• _SELECTED EXTRACT_:
Jul 1, 2014

Student Puzzle Corner 5 (deadline August 15)

The Student Puzzle Corner contains one or two problems in statistics or probability. Sometimes, solving the problems may require a literature search.
Current student members of the IMS are invited to submit solutions electronically (to bulletin@imstat.org with subject “Student Puzzle Corner”). Deadline August 15, 2014.
The names and affiliations of (up to) the first 10 student members to submit correct solutions, and the answer(s) to the problem(s), will be published in the next issue of the Bulletin. The Editor’s decision is final.

Student Puzzle Corner 5

The problem in the last issue was on statistics. This time we pose a problem on probability.

Suppose couples in a certain country have a Poisson number of children with mean λ. Little Dennis is a son of the Mitchells. For what values of λ would you bet that Dennis has an equal number of brothers and sisters? Assume, as is usual, that childbirths are independent and that each birth results in a boy or a girl with probability ½ each.

It is a little difficult to get reliable data on number of children per couple in various countries. It is easier to get some data on the average number of children per woman. For example, in the US, it seems to be about 1.8 among whites; about 0.8 in Singapore; about 1.2 in the Czech Republic; 1.4 in Japan, Germany and Greece; 1.5 in Switzerland; 1.6 in Canada and Russia; 1.8 in Brazil, Norway and Australia; in the UK it’s about 1.9; 2.0 in France; 2.5 in India; 2.6 in Israel; 2.9 in Egypt; 3.3 in Jordan; 4.4 in Madagascar; 5.0 in Tanzania; 6.0 in Uganda; 7.0 in Niger. The worldwide average is about 2.5.

Last issue’s Student Puzzle

Suppose a parameter μ was measured at two different laboratories, of which one is more renowned and reliable than the other. Formally, X ~ N(μ, 1), Y ~ N(μ, σ2), where X, Y are independent, and $σ^2$≥1. Find, explicitly, a 95% confidence interval of finite length for $σ^2$. It seems a little odd at first that one can estimate the variance of the second laboratory with only one observation from the second laboratory. In some sense, a more basic question is how will you estimate μ in such a case, or what are the maximum likelihood estimates of μ, $σ^2$, but they are not being asked here.

Anirban DasGupta, IMS Bulletin Editor, explains:

Peng Ding (pictured below) of the Statistics Department at Harvard University sent a correct—and nicely written—solution to the problem asked. We encourage more of our student members to send solutions!

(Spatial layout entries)
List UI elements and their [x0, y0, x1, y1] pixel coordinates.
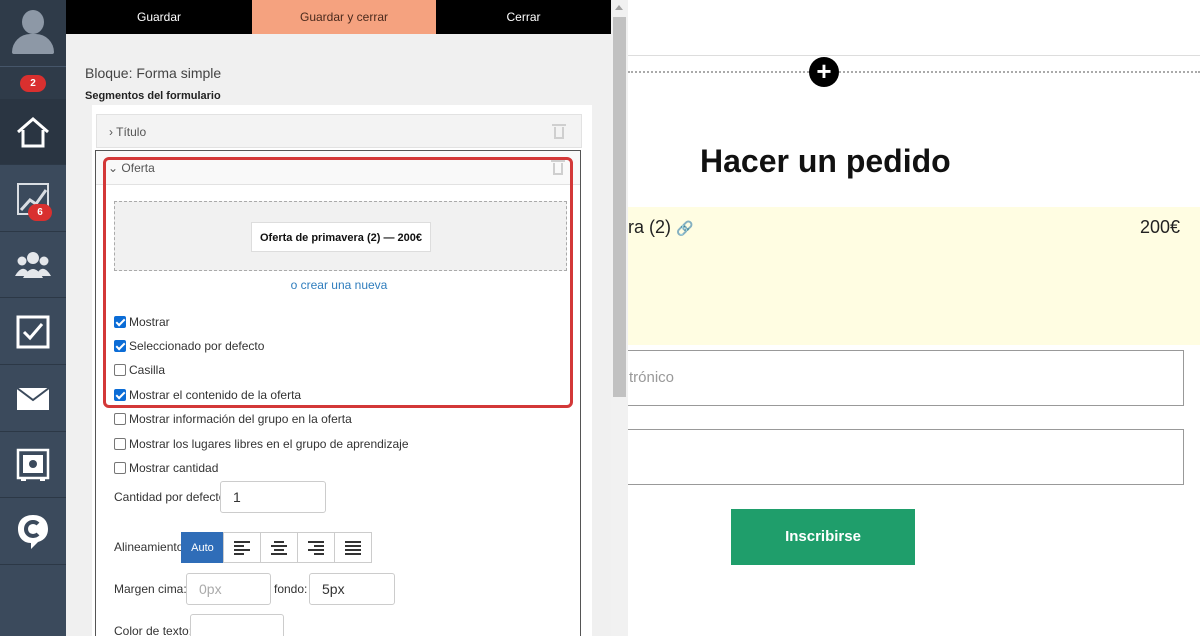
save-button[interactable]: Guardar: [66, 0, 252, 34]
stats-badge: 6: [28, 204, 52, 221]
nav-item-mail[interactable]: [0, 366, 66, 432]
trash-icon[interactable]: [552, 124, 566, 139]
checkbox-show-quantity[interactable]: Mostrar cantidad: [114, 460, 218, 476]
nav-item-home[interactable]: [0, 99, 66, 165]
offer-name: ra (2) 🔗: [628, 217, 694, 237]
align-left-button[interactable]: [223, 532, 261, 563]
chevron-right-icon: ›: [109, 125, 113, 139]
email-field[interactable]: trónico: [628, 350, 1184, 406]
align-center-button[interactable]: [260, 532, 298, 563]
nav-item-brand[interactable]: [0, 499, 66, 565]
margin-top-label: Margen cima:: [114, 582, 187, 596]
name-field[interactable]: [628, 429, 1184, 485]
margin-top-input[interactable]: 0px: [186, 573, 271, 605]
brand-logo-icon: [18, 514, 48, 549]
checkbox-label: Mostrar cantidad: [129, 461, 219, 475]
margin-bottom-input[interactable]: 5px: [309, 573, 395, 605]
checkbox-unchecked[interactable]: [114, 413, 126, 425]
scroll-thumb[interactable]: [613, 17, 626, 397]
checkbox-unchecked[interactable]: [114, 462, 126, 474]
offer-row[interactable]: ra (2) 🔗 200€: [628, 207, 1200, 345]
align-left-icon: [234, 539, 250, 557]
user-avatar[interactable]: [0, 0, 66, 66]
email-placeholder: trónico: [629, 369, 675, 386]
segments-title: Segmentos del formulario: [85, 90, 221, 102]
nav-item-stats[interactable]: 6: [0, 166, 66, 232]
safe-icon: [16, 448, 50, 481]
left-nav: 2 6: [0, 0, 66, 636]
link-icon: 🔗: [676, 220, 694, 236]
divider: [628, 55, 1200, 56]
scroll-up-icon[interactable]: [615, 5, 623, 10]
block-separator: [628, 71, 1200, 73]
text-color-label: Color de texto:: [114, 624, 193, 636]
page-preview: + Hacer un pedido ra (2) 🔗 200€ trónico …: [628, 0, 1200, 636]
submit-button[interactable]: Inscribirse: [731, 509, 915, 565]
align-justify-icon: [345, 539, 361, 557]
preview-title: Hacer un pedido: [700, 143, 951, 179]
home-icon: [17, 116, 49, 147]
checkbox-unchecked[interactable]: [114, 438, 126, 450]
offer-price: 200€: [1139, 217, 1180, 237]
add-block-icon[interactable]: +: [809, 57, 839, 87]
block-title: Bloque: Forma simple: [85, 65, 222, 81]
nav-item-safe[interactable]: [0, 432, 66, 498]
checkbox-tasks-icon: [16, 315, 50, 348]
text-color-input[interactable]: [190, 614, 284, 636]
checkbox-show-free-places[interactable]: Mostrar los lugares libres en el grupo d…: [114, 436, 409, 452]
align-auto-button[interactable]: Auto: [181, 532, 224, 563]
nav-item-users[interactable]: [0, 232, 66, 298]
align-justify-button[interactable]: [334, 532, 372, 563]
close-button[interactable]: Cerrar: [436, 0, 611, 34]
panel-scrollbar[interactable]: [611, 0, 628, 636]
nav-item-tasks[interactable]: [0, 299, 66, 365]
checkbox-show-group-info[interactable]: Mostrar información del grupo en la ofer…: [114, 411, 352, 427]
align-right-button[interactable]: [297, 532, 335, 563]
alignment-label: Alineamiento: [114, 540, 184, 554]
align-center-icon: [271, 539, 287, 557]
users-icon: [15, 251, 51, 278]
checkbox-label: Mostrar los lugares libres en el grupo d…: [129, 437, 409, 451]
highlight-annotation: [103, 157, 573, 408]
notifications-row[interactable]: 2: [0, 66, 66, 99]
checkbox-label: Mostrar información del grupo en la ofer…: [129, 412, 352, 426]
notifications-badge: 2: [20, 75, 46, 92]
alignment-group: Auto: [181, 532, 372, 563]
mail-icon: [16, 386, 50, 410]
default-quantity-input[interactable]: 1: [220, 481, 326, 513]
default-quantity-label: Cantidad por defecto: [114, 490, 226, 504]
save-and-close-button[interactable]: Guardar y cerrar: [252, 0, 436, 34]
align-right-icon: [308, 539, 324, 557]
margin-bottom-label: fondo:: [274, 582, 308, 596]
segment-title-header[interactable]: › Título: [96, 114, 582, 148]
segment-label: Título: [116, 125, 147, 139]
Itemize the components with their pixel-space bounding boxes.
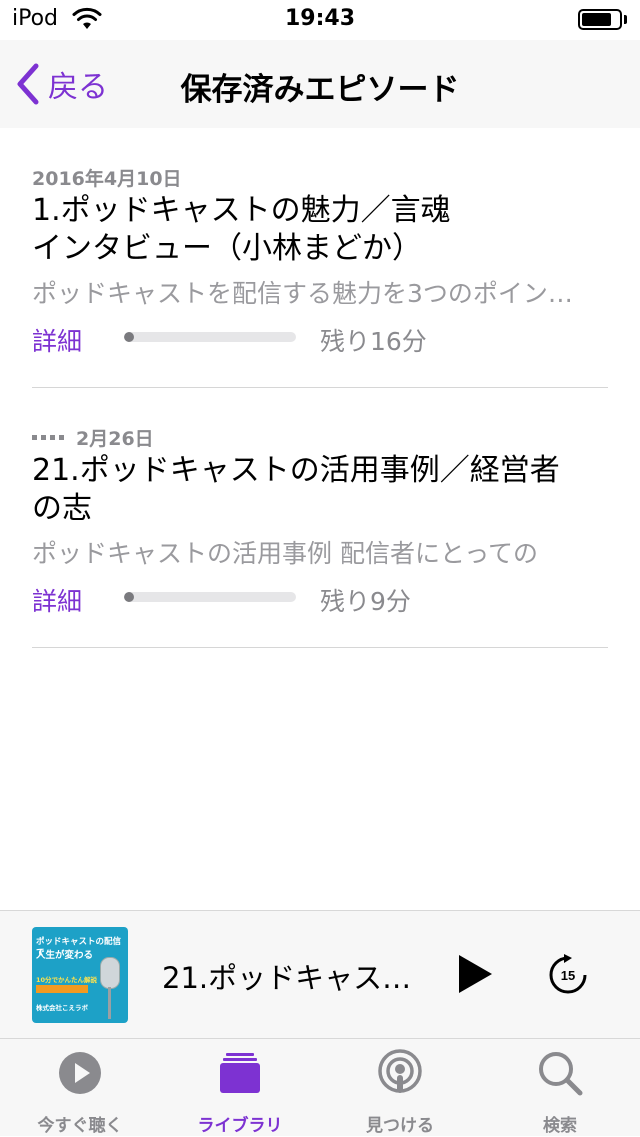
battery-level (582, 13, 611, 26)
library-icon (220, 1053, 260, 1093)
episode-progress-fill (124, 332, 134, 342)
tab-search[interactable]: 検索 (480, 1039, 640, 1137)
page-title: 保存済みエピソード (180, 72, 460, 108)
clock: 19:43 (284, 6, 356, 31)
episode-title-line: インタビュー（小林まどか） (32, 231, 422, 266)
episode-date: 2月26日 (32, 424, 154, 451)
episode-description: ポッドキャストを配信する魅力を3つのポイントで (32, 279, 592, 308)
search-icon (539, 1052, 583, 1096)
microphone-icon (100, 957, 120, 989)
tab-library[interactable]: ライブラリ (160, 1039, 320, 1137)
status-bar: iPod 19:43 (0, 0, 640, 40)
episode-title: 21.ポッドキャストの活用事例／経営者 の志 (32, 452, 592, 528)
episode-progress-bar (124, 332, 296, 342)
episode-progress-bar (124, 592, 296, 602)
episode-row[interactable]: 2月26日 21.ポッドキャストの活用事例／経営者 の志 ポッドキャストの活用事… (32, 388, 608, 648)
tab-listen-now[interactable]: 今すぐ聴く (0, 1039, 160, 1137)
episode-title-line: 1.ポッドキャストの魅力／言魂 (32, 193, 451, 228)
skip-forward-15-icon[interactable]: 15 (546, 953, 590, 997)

• _OBJECTIVE_:
According to the puzzle corner announcement, why are the country figures given as average number of children per woman rather than per couple? Answer in one to three sentences. The records have no connection to the puzzle corner announcement.

• _REPLY TO THE EXERCISE_:
Reliable data on the number of children per couple in various countries is hard to get. Data on the average number of children per woman is easier to obtain, so the announcement gives that instead.